→ **Data supplied**:
+---+
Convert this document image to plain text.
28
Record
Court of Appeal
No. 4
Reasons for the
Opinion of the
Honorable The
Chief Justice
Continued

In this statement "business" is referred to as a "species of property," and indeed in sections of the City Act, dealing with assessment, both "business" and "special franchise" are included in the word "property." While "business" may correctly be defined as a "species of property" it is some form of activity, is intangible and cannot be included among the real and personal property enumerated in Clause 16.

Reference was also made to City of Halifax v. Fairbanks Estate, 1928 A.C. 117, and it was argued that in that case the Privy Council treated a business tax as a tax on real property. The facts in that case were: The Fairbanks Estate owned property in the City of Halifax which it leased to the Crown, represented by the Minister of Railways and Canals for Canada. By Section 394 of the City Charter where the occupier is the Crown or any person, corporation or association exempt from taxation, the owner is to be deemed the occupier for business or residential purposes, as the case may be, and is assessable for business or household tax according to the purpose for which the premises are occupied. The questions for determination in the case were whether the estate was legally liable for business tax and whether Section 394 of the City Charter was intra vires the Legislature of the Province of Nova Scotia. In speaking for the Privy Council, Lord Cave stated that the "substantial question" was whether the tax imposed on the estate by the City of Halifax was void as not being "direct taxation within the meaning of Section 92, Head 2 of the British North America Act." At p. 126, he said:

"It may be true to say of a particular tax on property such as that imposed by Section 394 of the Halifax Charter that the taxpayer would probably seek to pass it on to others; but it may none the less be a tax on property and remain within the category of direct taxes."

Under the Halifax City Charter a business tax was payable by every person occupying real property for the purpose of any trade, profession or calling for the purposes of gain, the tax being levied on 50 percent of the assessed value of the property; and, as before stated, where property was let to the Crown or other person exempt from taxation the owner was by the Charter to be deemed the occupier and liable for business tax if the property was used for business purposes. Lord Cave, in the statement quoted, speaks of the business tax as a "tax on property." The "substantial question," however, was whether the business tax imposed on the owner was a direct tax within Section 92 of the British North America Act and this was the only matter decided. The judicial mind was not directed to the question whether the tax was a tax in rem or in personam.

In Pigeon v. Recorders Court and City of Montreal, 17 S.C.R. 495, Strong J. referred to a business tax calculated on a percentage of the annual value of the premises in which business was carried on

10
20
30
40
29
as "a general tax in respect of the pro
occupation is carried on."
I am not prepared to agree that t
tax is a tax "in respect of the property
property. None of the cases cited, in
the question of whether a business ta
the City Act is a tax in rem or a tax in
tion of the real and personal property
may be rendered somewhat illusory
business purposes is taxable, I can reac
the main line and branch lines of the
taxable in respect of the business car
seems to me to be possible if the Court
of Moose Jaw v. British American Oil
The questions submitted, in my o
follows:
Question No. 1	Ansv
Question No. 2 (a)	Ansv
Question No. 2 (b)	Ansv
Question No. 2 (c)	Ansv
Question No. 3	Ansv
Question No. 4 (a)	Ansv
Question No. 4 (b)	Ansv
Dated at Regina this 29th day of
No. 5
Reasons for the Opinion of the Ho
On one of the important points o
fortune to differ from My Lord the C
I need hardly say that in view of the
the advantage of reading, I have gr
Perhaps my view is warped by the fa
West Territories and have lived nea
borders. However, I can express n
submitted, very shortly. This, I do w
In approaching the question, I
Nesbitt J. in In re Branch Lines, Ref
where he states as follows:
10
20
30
+---+
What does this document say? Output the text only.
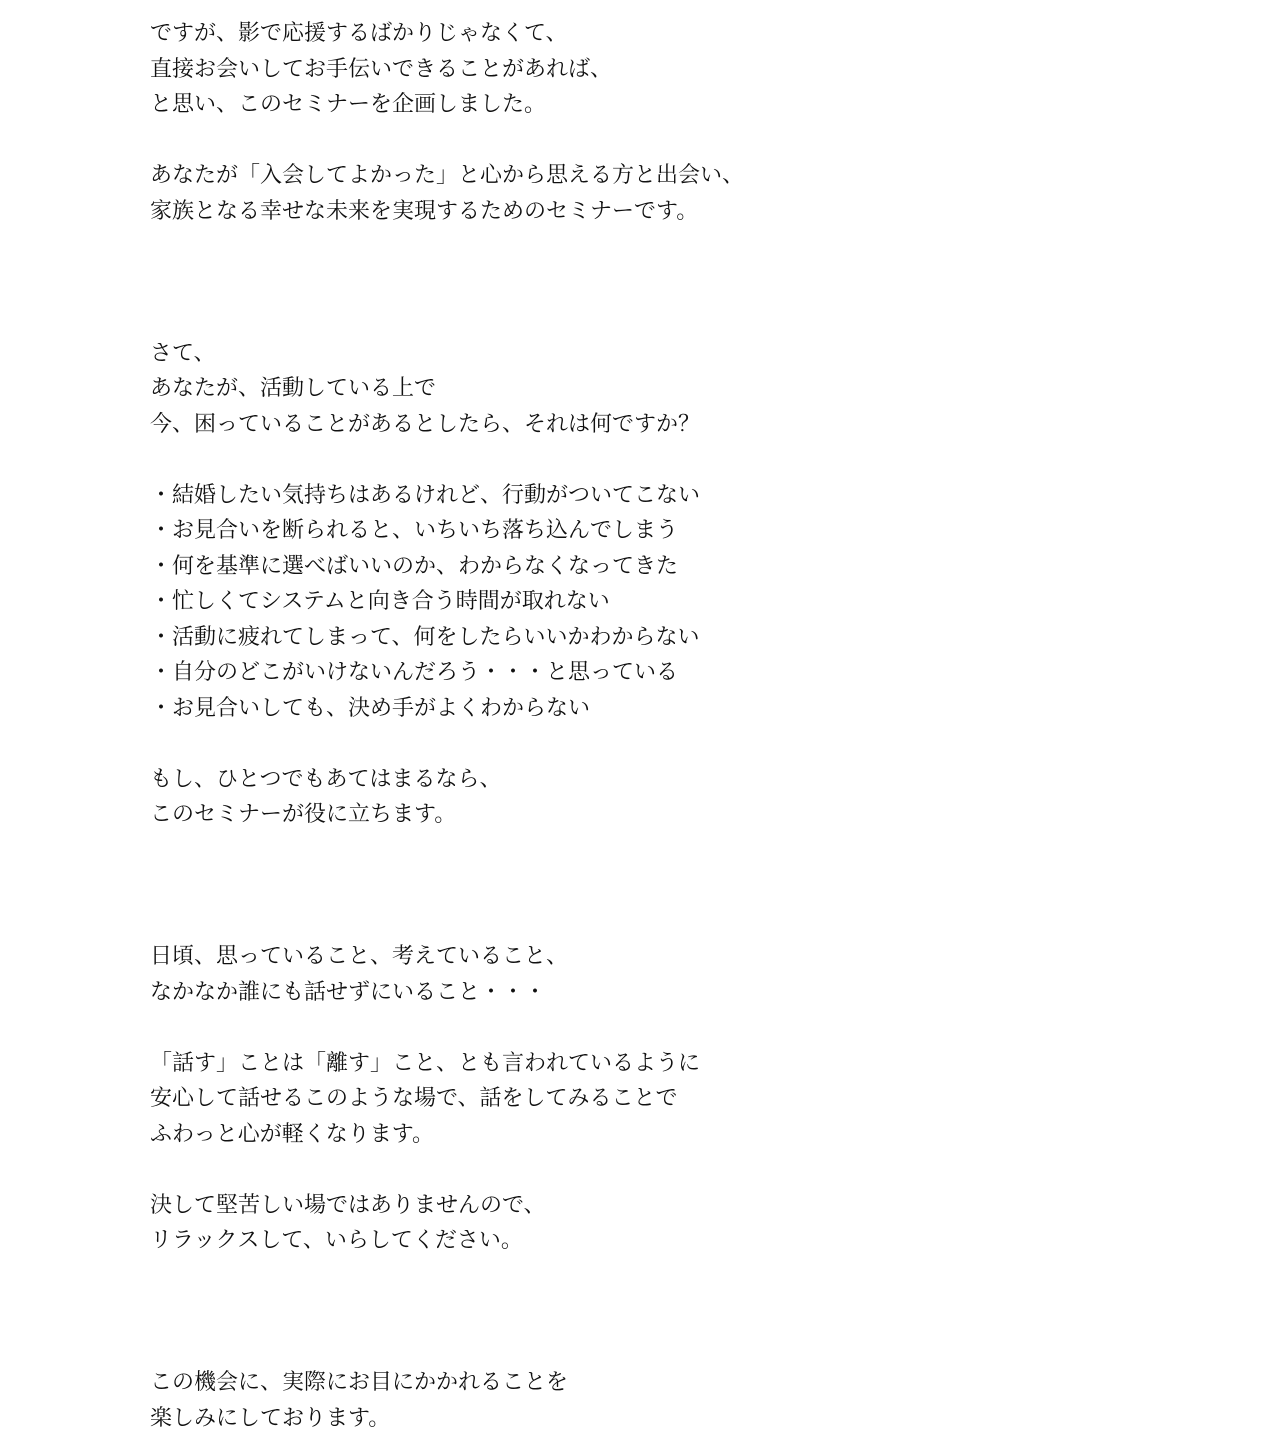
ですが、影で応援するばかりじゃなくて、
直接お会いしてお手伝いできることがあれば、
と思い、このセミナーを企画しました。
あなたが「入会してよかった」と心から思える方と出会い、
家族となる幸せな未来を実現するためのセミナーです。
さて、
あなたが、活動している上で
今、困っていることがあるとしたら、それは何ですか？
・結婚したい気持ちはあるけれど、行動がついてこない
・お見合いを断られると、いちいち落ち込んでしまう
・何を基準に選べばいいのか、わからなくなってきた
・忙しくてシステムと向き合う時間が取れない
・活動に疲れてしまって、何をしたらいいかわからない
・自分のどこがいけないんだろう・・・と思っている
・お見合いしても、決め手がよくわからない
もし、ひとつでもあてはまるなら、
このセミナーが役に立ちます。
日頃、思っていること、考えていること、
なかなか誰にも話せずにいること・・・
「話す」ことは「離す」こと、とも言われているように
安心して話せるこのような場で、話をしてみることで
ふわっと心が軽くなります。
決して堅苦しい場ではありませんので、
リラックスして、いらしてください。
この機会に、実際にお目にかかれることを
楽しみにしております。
+---+
→ **Exercise objective**: Scan the material above for the word "document". Copy each line where it occurs.

→ **Answer for the task**:
Convert this document image to plain text.
What does this document say? Output the text only.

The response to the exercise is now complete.